I would like each line of the data that holds the word "their" copied out.

+++ INPUT FOR THIS TASK

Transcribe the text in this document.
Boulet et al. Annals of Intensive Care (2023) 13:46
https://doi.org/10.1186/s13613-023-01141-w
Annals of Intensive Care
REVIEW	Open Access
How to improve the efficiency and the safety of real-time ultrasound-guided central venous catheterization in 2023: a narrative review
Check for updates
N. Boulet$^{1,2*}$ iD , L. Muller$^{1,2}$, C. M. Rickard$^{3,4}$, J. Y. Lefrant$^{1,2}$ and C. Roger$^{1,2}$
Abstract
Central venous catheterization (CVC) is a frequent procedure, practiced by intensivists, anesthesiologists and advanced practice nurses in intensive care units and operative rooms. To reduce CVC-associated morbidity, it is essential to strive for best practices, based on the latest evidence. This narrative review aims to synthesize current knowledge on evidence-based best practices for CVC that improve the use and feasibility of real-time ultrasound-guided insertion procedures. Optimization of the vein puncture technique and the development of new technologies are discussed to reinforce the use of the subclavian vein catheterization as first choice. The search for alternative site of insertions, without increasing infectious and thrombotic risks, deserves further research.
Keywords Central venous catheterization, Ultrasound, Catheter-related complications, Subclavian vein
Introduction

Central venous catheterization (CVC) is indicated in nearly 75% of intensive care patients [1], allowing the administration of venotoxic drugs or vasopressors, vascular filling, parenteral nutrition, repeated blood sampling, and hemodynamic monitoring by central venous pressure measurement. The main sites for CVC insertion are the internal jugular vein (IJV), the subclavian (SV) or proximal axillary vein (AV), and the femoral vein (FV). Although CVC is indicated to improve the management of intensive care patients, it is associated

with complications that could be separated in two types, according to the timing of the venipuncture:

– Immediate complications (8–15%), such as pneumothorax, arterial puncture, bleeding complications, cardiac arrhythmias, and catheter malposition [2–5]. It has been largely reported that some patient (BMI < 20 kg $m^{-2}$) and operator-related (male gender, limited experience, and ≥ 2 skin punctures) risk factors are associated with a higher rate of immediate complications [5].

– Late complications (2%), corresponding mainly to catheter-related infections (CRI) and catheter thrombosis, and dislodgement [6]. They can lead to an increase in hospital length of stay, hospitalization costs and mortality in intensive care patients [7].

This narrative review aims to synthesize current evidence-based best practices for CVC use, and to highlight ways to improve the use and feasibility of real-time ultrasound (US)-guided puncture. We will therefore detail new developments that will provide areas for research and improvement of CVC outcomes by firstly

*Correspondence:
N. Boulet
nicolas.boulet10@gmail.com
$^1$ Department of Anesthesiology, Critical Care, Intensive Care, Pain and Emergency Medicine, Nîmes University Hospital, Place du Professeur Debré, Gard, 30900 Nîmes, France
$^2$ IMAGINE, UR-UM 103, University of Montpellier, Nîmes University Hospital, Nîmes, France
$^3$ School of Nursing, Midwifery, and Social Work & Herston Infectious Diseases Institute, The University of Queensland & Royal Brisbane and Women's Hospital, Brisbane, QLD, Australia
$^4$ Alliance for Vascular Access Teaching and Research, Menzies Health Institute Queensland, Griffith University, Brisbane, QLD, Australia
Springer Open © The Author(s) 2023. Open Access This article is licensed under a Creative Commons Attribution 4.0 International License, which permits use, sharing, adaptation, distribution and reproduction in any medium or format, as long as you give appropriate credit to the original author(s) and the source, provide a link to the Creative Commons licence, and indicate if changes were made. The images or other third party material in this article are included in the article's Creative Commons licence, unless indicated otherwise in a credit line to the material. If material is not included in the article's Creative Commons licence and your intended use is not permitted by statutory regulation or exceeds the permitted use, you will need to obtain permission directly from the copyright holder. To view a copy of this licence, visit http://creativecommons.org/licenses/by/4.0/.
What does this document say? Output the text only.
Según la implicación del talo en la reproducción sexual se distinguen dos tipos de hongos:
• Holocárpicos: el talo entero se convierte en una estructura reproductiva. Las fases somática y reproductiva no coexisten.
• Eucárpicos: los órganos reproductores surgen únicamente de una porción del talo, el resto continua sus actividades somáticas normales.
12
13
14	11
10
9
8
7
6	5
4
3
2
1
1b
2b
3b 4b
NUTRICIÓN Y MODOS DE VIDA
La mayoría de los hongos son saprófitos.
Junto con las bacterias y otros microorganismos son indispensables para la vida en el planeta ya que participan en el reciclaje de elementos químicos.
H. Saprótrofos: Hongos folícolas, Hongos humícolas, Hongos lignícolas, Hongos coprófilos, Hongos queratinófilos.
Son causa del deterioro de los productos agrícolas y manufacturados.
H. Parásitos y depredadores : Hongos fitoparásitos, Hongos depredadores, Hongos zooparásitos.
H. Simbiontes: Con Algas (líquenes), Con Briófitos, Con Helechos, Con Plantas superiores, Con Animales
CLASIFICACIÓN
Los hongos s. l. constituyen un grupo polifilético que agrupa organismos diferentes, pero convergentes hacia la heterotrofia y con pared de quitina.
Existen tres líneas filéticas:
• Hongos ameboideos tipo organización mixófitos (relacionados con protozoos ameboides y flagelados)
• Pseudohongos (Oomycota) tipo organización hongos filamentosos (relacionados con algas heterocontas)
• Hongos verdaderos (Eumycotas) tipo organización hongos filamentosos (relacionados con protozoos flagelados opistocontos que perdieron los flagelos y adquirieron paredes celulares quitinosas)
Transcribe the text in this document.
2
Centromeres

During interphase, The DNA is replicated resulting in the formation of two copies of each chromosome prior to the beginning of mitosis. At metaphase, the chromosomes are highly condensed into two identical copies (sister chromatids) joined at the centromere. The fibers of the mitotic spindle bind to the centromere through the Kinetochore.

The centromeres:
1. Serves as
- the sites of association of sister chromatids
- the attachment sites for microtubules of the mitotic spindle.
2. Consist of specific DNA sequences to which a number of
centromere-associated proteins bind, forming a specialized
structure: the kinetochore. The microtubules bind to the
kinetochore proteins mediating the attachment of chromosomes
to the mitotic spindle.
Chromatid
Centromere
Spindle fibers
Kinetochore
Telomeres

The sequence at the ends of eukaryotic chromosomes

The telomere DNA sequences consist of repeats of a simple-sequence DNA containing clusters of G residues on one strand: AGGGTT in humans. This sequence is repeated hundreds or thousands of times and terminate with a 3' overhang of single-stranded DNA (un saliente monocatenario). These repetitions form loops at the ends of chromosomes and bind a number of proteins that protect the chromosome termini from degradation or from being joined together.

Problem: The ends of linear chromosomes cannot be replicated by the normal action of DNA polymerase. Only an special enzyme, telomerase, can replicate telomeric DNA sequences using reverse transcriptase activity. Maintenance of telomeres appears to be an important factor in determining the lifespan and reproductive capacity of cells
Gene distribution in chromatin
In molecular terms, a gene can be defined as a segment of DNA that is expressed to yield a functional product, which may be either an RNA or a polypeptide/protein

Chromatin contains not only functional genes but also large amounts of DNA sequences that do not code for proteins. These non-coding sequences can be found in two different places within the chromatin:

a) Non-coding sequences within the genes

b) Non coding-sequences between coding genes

++++++
+++ INPUT FOR THIS TASK

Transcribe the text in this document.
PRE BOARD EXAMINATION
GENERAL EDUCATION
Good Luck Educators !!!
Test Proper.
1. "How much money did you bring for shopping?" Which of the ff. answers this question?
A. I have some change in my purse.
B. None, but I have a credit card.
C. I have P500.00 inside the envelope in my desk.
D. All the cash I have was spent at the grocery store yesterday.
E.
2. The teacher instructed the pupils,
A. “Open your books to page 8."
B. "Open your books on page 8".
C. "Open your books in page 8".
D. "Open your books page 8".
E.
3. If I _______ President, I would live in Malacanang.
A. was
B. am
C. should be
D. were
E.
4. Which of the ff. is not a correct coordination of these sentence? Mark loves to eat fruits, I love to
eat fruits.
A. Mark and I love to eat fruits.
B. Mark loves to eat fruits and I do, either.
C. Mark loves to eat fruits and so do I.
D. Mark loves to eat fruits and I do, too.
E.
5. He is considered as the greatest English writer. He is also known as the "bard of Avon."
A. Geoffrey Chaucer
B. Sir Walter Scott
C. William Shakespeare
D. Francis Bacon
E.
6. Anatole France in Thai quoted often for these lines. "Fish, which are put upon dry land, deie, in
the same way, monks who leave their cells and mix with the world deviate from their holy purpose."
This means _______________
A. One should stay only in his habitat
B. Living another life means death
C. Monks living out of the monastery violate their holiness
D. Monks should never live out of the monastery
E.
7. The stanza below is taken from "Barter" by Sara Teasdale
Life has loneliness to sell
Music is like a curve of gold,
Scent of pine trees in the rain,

++++++
+++ INPUT FOR THIS TASK

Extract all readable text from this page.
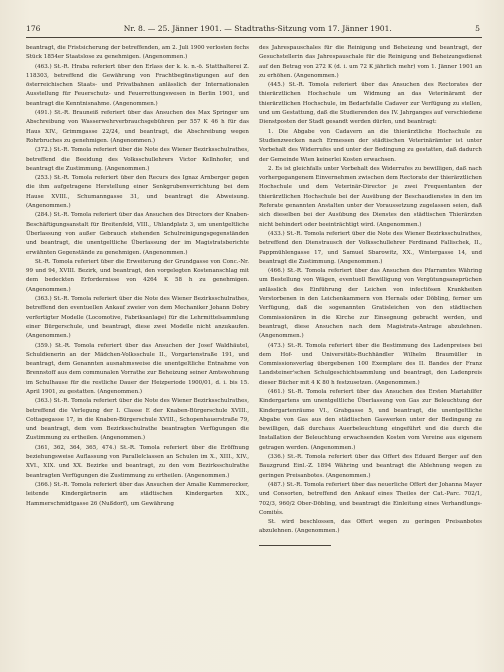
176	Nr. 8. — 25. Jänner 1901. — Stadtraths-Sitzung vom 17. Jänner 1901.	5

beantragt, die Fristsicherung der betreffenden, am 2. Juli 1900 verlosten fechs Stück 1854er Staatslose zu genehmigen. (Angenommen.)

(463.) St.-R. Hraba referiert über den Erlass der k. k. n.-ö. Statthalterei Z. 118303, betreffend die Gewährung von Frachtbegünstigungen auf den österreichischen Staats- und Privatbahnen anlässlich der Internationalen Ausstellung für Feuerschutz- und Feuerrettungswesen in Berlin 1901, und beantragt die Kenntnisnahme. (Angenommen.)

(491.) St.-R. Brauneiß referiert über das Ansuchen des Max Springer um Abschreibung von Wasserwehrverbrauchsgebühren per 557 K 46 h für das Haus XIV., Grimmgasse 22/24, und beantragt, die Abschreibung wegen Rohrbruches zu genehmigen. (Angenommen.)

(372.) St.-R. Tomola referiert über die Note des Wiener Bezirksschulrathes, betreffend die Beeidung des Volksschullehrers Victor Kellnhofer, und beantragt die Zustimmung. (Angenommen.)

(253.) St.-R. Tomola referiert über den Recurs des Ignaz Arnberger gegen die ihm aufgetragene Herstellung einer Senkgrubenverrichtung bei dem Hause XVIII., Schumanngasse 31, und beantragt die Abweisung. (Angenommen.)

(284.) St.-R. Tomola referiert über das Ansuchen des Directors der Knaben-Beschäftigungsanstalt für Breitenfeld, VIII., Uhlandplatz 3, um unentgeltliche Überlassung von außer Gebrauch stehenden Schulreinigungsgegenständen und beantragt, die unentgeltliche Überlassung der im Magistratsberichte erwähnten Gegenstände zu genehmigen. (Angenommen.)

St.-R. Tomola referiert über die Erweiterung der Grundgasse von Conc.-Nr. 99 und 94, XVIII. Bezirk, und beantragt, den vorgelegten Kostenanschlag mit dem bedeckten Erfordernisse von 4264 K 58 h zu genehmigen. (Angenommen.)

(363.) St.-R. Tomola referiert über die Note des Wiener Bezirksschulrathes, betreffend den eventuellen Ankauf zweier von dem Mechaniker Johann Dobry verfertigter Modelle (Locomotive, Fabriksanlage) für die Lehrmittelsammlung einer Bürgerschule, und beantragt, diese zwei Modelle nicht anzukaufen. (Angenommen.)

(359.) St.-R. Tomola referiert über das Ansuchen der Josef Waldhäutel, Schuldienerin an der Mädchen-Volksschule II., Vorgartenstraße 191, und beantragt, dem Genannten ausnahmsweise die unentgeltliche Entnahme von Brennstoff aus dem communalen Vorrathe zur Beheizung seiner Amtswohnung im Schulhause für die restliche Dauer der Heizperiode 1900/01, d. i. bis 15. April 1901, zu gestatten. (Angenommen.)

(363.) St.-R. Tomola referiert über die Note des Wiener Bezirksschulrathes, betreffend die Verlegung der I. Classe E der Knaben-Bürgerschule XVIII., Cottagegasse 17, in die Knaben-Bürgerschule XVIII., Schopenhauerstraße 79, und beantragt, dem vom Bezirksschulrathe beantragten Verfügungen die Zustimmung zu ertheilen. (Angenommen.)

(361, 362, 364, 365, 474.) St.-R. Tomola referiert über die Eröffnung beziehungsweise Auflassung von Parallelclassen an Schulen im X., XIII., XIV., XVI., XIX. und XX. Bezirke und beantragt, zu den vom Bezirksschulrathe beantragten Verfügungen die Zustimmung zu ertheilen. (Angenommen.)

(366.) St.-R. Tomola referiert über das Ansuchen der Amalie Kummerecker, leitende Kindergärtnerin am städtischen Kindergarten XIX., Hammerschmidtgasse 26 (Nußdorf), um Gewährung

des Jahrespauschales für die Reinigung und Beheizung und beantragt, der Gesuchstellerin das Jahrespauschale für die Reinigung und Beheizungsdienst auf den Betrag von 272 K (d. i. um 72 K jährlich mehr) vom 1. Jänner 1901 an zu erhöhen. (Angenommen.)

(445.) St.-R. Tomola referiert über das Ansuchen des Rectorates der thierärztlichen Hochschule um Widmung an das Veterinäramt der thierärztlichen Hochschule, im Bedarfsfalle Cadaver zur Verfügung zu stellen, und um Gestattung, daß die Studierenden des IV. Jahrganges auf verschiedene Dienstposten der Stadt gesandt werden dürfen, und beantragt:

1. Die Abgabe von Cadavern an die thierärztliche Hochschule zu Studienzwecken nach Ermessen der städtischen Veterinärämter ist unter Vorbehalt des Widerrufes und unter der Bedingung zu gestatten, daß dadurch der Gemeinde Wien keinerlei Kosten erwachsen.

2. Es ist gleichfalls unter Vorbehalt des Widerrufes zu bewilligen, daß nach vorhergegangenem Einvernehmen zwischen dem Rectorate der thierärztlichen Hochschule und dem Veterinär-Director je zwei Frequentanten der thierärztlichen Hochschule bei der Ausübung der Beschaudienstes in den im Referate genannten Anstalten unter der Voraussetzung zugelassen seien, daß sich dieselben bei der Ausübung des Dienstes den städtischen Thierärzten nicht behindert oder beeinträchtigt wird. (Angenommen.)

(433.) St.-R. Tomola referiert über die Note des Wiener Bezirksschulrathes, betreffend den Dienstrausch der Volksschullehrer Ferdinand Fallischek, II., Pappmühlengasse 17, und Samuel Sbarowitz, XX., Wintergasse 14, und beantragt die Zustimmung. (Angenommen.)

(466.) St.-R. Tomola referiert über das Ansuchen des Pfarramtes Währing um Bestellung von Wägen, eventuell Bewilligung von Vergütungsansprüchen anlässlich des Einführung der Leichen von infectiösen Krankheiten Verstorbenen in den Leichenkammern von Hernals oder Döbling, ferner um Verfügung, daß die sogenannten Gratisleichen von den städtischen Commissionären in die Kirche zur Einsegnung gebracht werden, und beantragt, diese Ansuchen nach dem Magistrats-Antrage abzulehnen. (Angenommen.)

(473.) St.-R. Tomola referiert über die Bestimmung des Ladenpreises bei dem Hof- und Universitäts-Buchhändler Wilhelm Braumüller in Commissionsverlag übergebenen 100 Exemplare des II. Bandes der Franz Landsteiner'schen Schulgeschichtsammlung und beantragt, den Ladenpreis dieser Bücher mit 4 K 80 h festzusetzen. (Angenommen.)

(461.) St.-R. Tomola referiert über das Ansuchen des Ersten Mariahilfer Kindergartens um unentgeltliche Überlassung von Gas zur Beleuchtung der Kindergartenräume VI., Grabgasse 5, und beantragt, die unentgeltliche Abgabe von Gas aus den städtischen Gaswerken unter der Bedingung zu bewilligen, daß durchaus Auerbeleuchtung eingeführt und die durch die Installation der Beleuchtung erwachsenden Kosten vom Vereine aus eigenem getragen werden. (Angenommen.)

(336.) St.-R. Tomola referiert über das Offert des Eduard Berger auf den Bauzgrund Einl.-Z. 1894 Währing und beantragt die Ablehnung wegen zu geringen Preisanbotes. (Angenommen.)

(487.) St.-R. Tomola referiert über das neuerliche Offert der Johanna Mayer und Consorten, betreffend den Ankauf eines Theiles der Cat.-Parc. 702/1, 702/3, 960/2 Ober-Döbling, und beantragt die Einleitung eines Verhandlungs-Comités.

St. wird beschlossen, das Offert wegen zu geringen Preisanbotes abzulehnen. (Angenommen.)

++++++

# [TASK ANSWER]
the same way, monks who leave their cells and mix with the world deviate from their holy purpose."
C. Monks living out of the monastery violate their holiness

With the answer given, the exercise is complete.